Skip the pictures and repeat each line of the data exactly.

* Begin Records shown *

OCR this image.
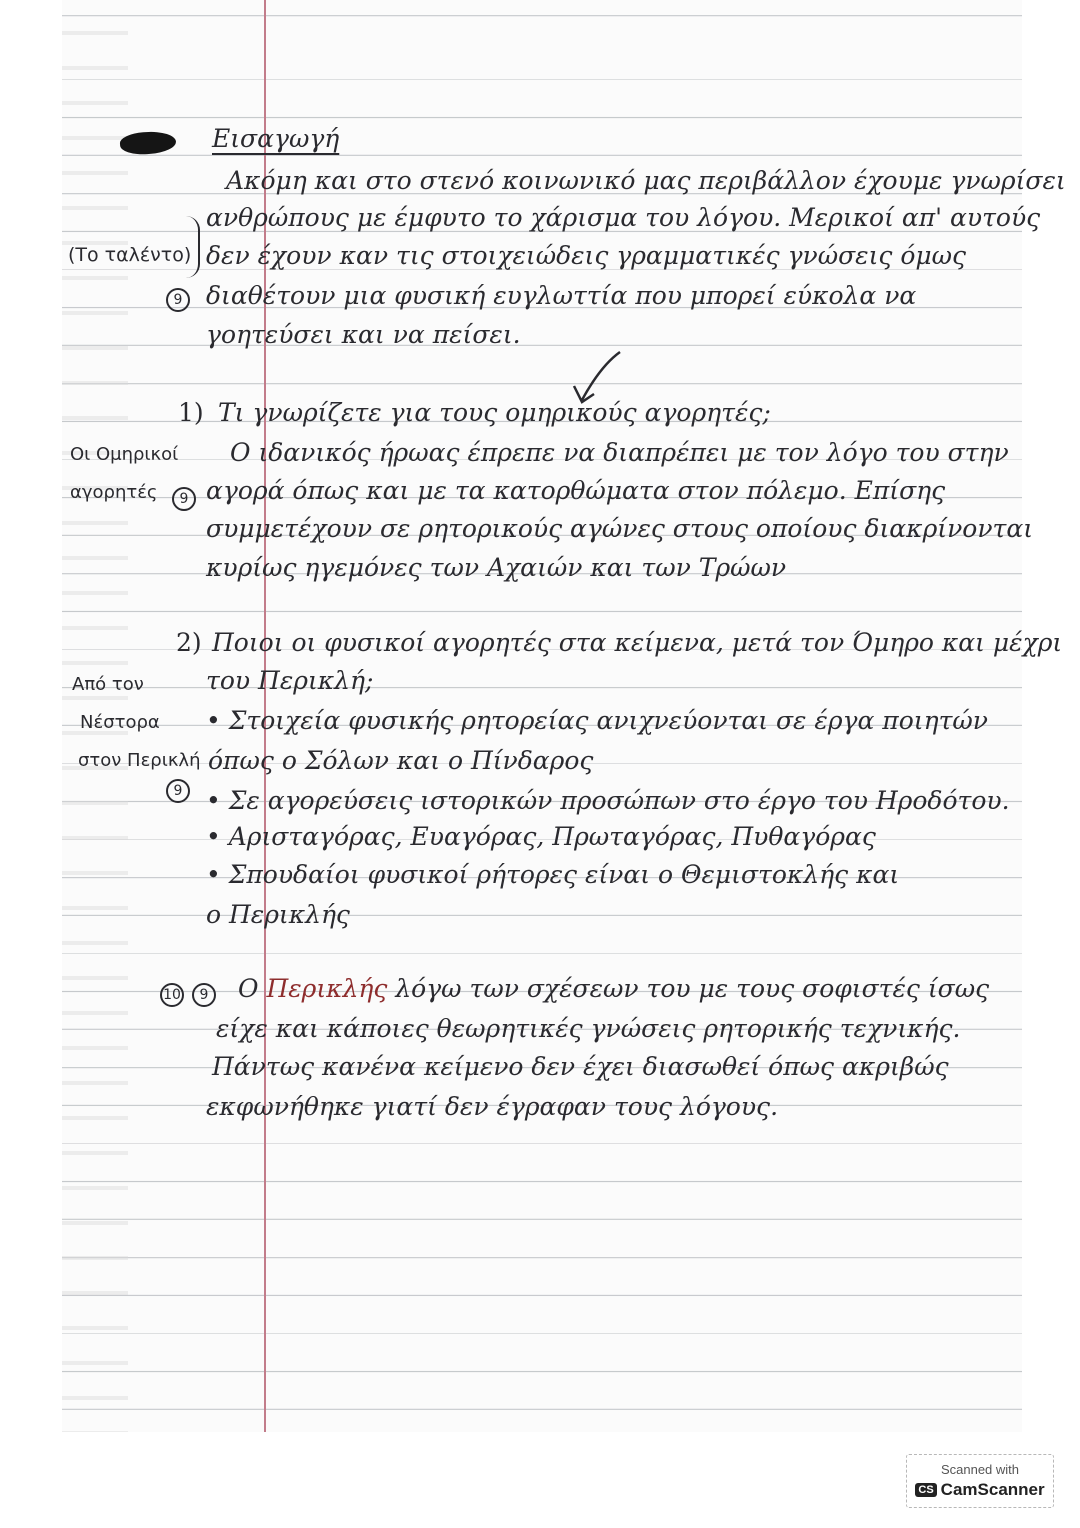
Εισαγωγή
Ακόμη και στο στενό κοινωνικό μας περιβάλλον έχουμε γνωρίσει
ανθρώπους με έμφυτο το χάρισμα του λόγου. Μερικοί απ' αυτούς
δεν έχουν καν τις στοιχειώδεις γραμματικές γνώσεις όμως
διαθέτουν μια φυσική ευγλωττία που μπορεί εύκολα να
γοητεύσει και να πείσει.
(Το ταλέντο)
9
1) Τι γνωρίζετε για τους ομηρικούς αγορητές;
Οι Ομηρικοί
αγορητές	9
Ο ιδανικός ήρωας έπρεπε να διαπρέπει με τον λόγο του στην
αγορά όπως και με τα κατορθώματα στον πόλεμο. Επίσης
συμμετέχουν σε ρητορικούς αγώνες στους οποίους διακρίνονται
κυρίως ηγεμόνες των Αχαιών και των Τρώων
2) Ποιοι οι φυσικοί αγορητές στα κείμενα, μετά τον Όμηρο και μέχρι
του Περικλή;
Από τον
Νέστορα
στον Περικλή
9
• Στοιχεία φυσικής ρητορείας ανιχνεύονται σε έργα ποιητών
όπως ο Σόλων και ο Πίνδαρος
• Σε αγορεύσεις ιστορικών προσώπων στο έργο του Ηροδότου.
• Αρισταγόρας, Ευαγόρας, Πρωταγόρας, Πυθαγόρας
• Σπουδαίοι φυσικοί ρήτορες είναι ο Θεμιστοκλής και
ο Περικλής
10 9	Ο Περικλής λόγω των σχέσεων του με τους σοφιστές ίσως
είχε και κάποιες θεωρητικές γνώσεις ρητορικής τεχνικής.
Πάντως κανένα κείμενο δεν έχει διασωθεί όπως ακριβώς
εκφωνήθηκε γιατί δεν έγραφαν τους λόγους.
Scanned with
CS CamScanner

* End Records shown *

*Result of this task*
OCR this image.
Εισαγωγή
Ακόμη και στο στενό κοινωνικό μας περιβάλλον έχουμε γνωρίσει
ανθρώπους με έμφυτο το χάρισμα του λόγου. Μερικοί απ' αυτούς
δεν έχουν καν τις στοιχειώδεις γραμματικές γνώσεις όμως
διαθέτουν μια φυσική ευγλωττία που μπορεί εύκολα να
γοητεύσει και να πείσει.
(Το ταλέντο)
9
1) Τι γνωρίζετε για τους ομηρικούς αγορητές;
Οι Ομηρικοί
αγορητές	9
Ο ιδανικός ήρωας έπρεπε να διαπρέπει με τον λόγο του στην
αγορά όπως και με τα κατορθώματα στον πόλεμο. Επίσης
συμμετέχουν σε ρητορικούς αγώνες στους οποίους διακρίνονται
κυρίως ηγεμόνες των Αχαιών και των Τρώων
2) Ποιοι οι φυσικοί αγορητές στα κείμενα, μετά τον Όμηρο και μέχρι
του Περικλή;
Από τον
Νέστορα
στον Περικλή
9
• Στοιχεία φυσικής ρητορείας ανιχνεύονται σε έργα ποιητών
όπως ο Σόλων και ο Πίνδαρος
• Σε αγορεύσεις ιστορικών προσώπων στο έργο του Ηροδότου.
• Αρισταγόρας, Ευαγόρας, Πρωταγόρας, Πυθαγόρας
• Σπουδαίοι φυσικοί ρήτορες είναι ο Θεμιστοκλής και
ο Περικλής
10 9	Ο Περικλής λόγω των σχέσεων του με τους σοφιστές ίσως
είχε και κάποιες θεωρητικές γνώσεις ρητορικής τεχνικής.
Πάντως κανένα κείμενο δεν έχει διασωθεί όπως ακριβώς
εκφωνήθηκε γιατί δεν έγραφαν τους λόγους.
Scanned with
CS CamScanner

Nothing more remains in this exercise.